**Given request**
Your task is to repeat the entries exactly. Leave the pictures out.

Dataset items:
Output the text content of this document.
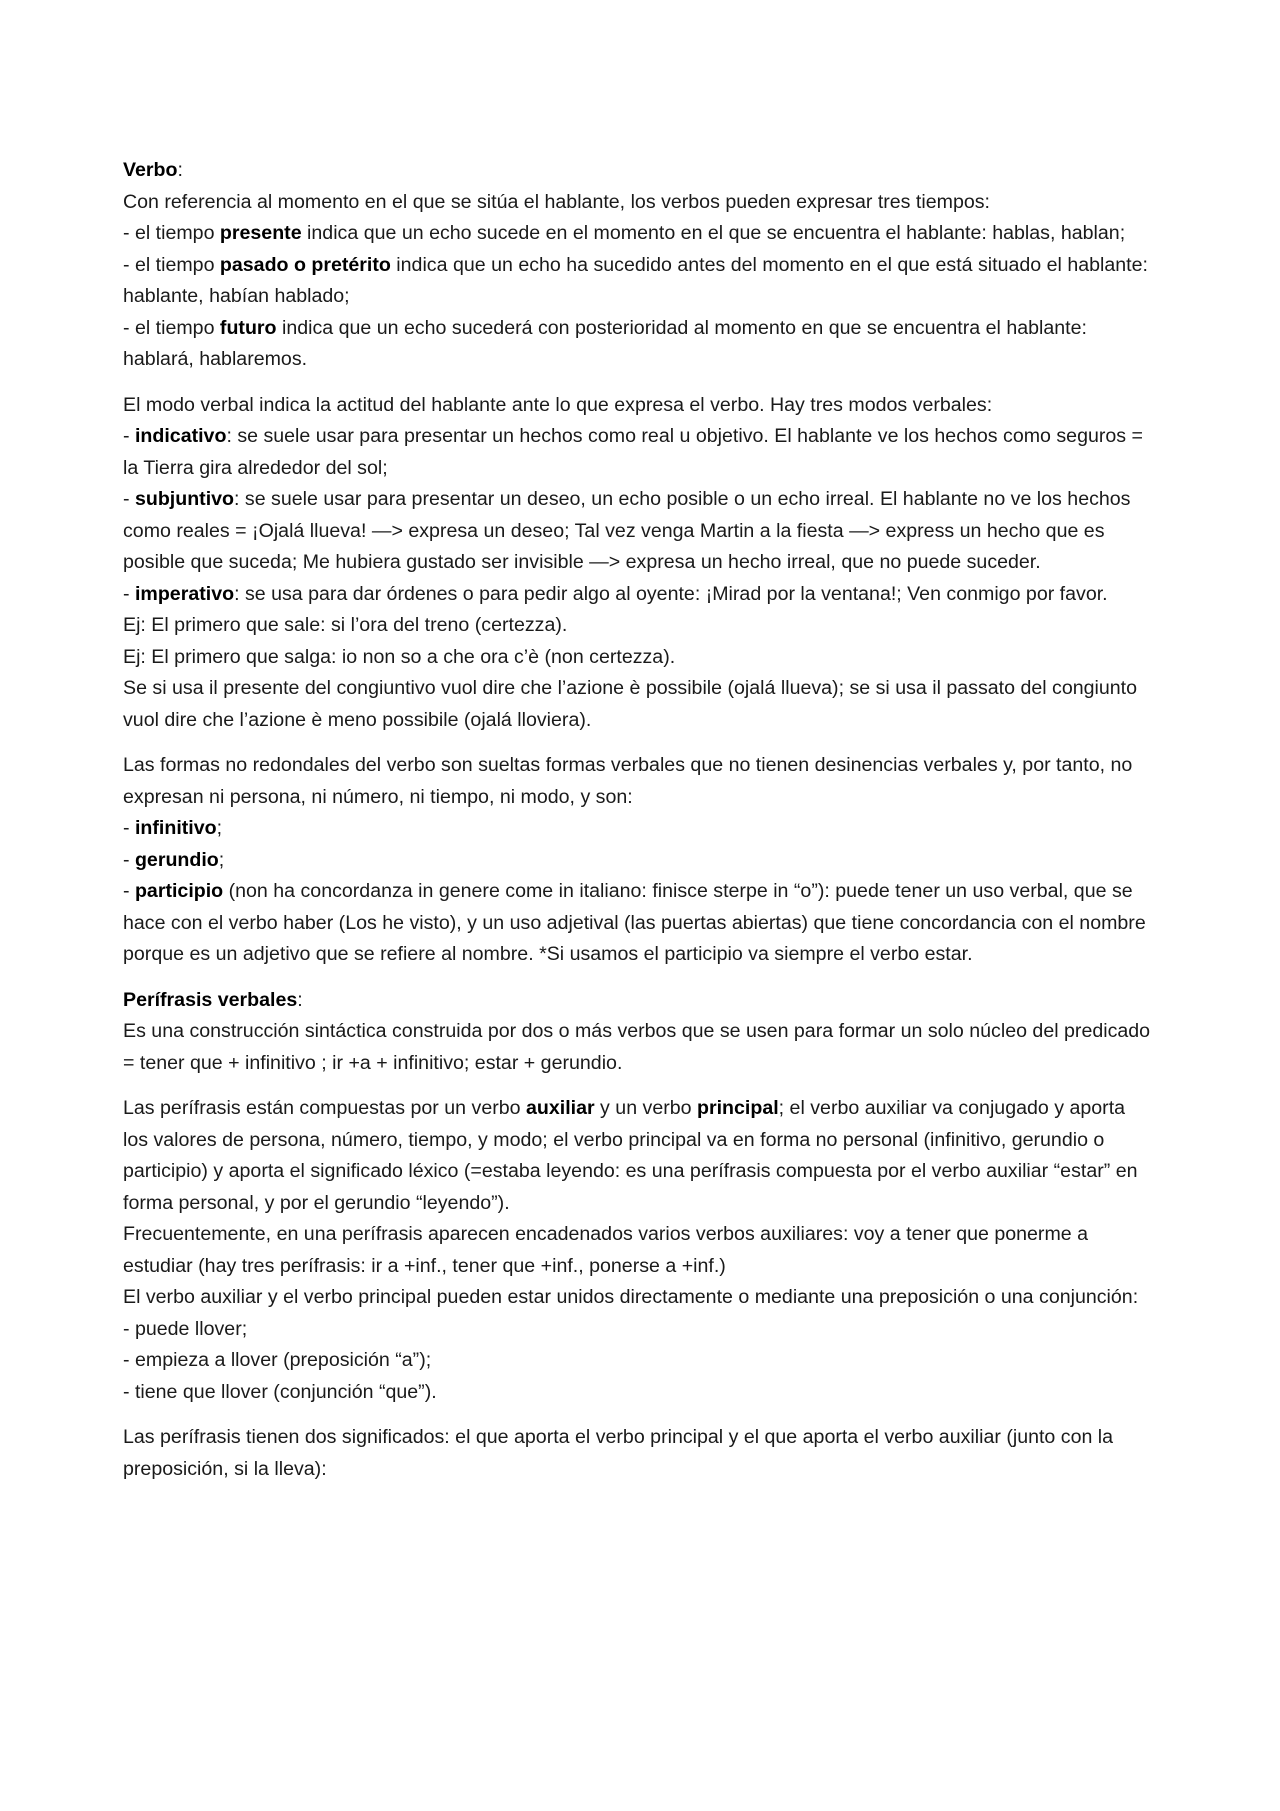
Verbo:
Con referencia al momento en el que se sitúa el hablante, los verbos pueden expresar tres tiempos:
- el tiempo presente indica que un echo sucede en el momento en el que se encuentra el hablante: hablas, hablan;
- el tiempo pasado o pretérito indica que un echo ha sucedido antes del momento en el que está situado el hablante: hablante, habían hablado;
- el tiempo futuro indica que un echo sucederá con posterioridad al momento en que se encuentra el hablante: hablará, hablaremos.
El modo verbal indica la actitud del hablante ante lo que expresa el verbo. Hay tres modos verbales:
- indicativo: se suele usar para presentar un hechos como real u objetivo. El hablante ve los hechos como seguros = la Tierra gira alrededor del sol;
- subjuntivo: se suele usar para presentar un deseo, un echo posible o un echo irreal. El hablante no ve los hechos como reales = ¡Ojalá llueva! —> expresa un deseo; Tal vez venga Martin a la fiesta —> express un hecho que es posible que suceda; Me hubiera gustado ser invisible —> expresa un hecho irreal, que no puede suceder.
- imperativo: se usa para dar órdenes o para pedir algo al oyente: ¡Mirad por la ventana!; Ven conmigo por favor.
Ej: El primero que sale: si l’ora del treno (certezza).
Ej: El primero que salga: io non so a che ora c’è (non certezza).
Se si usa il presente del congiuntivo vuol dire che l’azione è possibile (ojalá llueva); se si usa il passato del congiunto vuol dire che l’azione è meno possibile (ojalá lloviera).
Las formas no redondales del verbo son sueltas formas verbales que no tienen desinencias verbales y, por tanto, no expresan ni persona, ni número, ni tiempo, ni modo, y son:
- infinitivo;
- gerundio;
- participio (non ha concordanza in genere come in italiano: finisce sterpe in “o”): puede tener un uso verbal, que se hace con el verbo haber (Los he visto), y un uso adjetival (las puertas abiertas) que tiene concordancia con el nombre porque es un adjetivo que se refiere al nombre. *Si usamos el participio va siempre el verbo estar.
Perífrasis verbales:
Es una construcción sintáctica construida por dos o más verbos que se usen para formar un solo núcleo del predicado = tener que + infinitivo ; ir +a + infinitivo; estar + gerundio.
Las perífrasis están compuestas por un verbo auxiliar y un verbo principal; el verbo auxiliar va conjugado y aporta los valores de persona, número, tiempo, y modo; el verbo principal va en forma no personal (infinitivo, gerundio o participio) y aporta el significado léxico (=estaba leyendo: es una perífrasis compuesta por el verbo auxiliar “estar” en forma personal, y por el gerundio “leyendo”).
Frecuentemente, en una perífrasis aparecen encadenados varios verbos auxiliares: voy a tener que ponerme a estudiar (hay tres perífrasis: ir a +inf., tener que +inf., ponerse a +inf.)
El verbo auxiliar y el verbo principal pueden estar unidos directamente o mediante una preposición o una conjunción:
- puede llover;
- empieza a llover (preposición “a”);
- tiene que llover (conjunción “que”).
Las perífrasis tienen dos significados: el que aporta el verbo principal y el que aporta el verbo auxiliar (junto con la preposición, si la lleva):
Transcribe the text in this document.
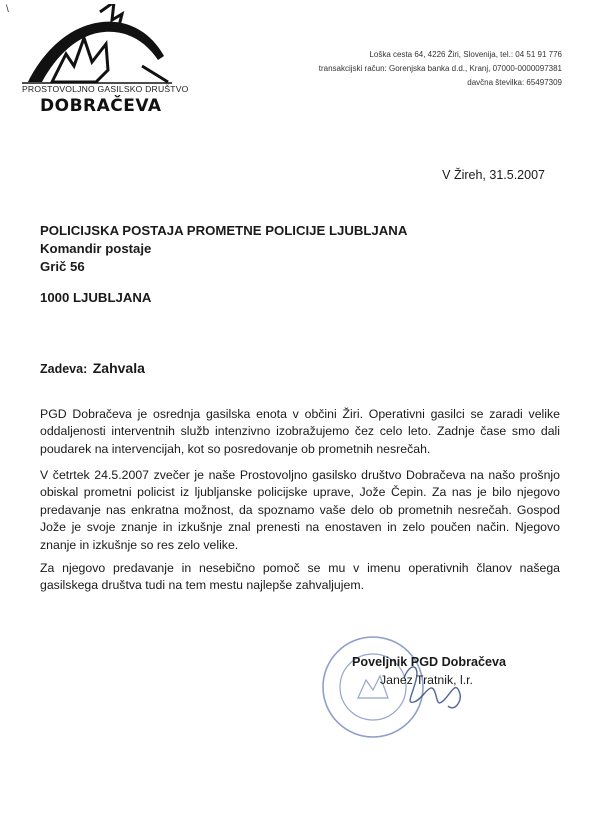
\
PROSTOVOLJNO GASILSKO DRUŠTVO
DOBRAČEVA
Loška cesta 64, 4226 Žiri, Slovenija, tel.: 04 51 91 776
transakcijski račun: Gorenjska banka d.d., Kranj, 07000-0000097381
davčna številka: 65497309
V Žireh, 31.5.2007
POLICIJSKA POSTAJA PROMETNE POLICIJE LJUBLJANA
Komandir postaje
Grič 56
1000 LJUBLJANA
Zadeva: Zahvala
PGD Dobračeva je osrednja gasilska enota v občini Žiri. Operativni gasilci se zaradi velike oddaljenosti interventnih služb intenzivno izobražujemo čez celo leto. Zadnje čase smo dali poudarek na intervencijah, kot so posredovanje ob prometnih nesrečah.
V četrtek 24.5.2007 zvečer je naše Prostovoljno gasilsko društvo Dobračeva na našo prošnjo obiskal prometni policist iz ljubljanske policijske uprave, Jože Čepin. Za nas je bilo njegovo predavanje nas enkratna možnost, da spoznamo vaše delo ob prometnih nesrečah. Gospod Jože je svoje znanje in izkušnje znal prenesti na enostaven in zelo poučen način. Njegovo znanje in izkušnje so res zelo velike.
Za njegovo predavanje in nesebično pomoč se mu v imenu operativnih članov našega gasilskega društva tudi na tem mestu najlepše zahvaljujem.
Poveljnik PGD Dobračeva
Janez Tratnik, l.r.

**Response to the exercise**
Output the text content of this document.
Verbo:
Con referencia al momento en el que se sitúa el hablante, los verbos pueden expresar tres tiempos:
- el tiempo presente indica que un echo sucede en el momento en el que se encuentra el hablante: hablas, hablan;
- el tiempo pasado o pretérito indica que un echo ha sucedido antes del momento en el que está situado el hablante: hablante, habían hablado;
- el tiempo futuro indica que un echo sucederá con posterioridad al momento en que se encuentra el hablante: hablará, hablaremos.
El modo verbal indica la actitud del hablante ante lo que expresa el verbo. Hay tres modos verbales:
- indicativo: se suele usar para presentar un hechos como real u objetivo. El hablante ve los hechos como seguros = la Tierra gira alrededor del sol;
- subjuntivo: se suele usar para presentar un deseo, un echo posible o un echo irreal. El hablante no ve los hechos como reales = ¡Ojalá llueva! —> expresa un deseo; Tal vez venga Martin a la fiesta —> express un hecho que es posible que suceda; Me hubiera gustado ser invisible —> expresa un hecho irreal, que no puede suceder.
- imperativo: se usa para dar órdenes o para pedir algo al oyente: ¡Mirad por la ventana!; Ven conmigo por favor.
Ej: El primero que sale: si l’ora del treno (certezza).
Ej: El primero que salga: io non so a che ora c’è (non certezza).
Se si usa il presente del congiuntivo vuol dire che l’azione è possibile (ojalá llueva); se si usa il passato del congiunto vuol dire che l’azione è meno possibile (ojalá lloviera).
Las formas no redondales del verbo son sueltas formas verbales que no tienen desinencias verbales y, por tanto, no expresan ni persona, ni número, ni tiempo, ni modo, y son:
- infinitivo;
- gerundio;
- participio (non ha concordanza in genere come in italiano: finisce sterpe in “o”): puede tener un uso verbal, que se hace con el verbo haber (Los he visto), y un uso adjetival (las puertas abiertas) que tiene concordancia con el nombre porque es un adjetivo que se refiere al nombre. *Si usamos el participio va siempre el verbo estar.
Perífrasis verbales:
Es una construcción sintáctica construida por dos o más verbos que se usen para formar un solo núcleo del predicado = tener que + infinitivo ; ir +a + infinitivo; estar + gerundio.
Las perífrasis están compuestas por un verbo auxiliar y un verbo principal; el verbo auxiliar va conjugado y aporta los valores de persona, número, tiempo, y modo; el verbo principal va en forma no personal (infinitivo, gerundio o participio) y aporta el significado léxico (=estaba leyendo: es una perífrasis compuesta por el verbo auxiliar “estar” en forma personal, y por el gerundio “leyendo”).
Frecuentemente, en una perífrasis aparecen encadenados varios verbos auxiliares: voy a tener que ponerme a estudiar (hay tres perífrasis: ir a +inf., tener que +inf., ponerse a +inf.)
El verbo auxiliar y el verbo principal pueden estar unidos directamente o mediante una preposición o una conjunción:
- puede llover;
- empieza a llover (preposición “a”);
- tiene que llover (conjunción “que”).
Las perífrasis tienen dos significados: el que aporta el verbo principal y el que aporta el verbo auxiliar (junto con la preposición, si la lleva):
Transcribe the text in this document.
\
PROSTOVOLJNO GASILSKO DRUŠTVO
DOBRAČEVA
Loška cesta 64, 4226 Žiri, Slovenija, tel.: 04 51 91 776
transakcijski račun: Gorenjska banka d.d., Kranj, 07000-0000097381
davčna številka: 65497309
V Žireh, 31.5.2007
POLICIJSKA POSTAJA PROMETNE POLICIJE LJUBLJANA
Komandir postaje
Grič 56
1000 LJUBLJANA
Zadeva: Zahvala
PGD Dobračeva je osrednja gasilska enota v občini Žiri. Operativni gasilci se zaradi velike oddaljenosti interventnih služb intenzivno izobražujemo čez celo leto. Zadnje čase smo dali poudarek na intervencijah, kot so posredovanje ob prometnih nesrečah.
V četrtek 24.5.2007 zvečer je naše Prostovoljno gasilsko društvo Dobračeva na našo prošnjo obiskal prometni policist iz ljubljanske policijske uprave, Jože Čepin. Za nas je bilo njegovo predavanje nas enkratna možnost, da spoznamo vaše delo ob prometnih nesrečah. Gospod Jože je svoje znanje in izkušnje znal prenesti na enostaven in zelo poučen način. Njegovo znanje in izkušnje so res zelo velike.
Za njegovo predavanje in nesebično pomoč se mu v imenu operativnih članov našega gasilskega društva tudi na tem mestu najlepše zahvaljujem.
Poveljnik PGD Dobračeva
Janez Tratnik, l.r.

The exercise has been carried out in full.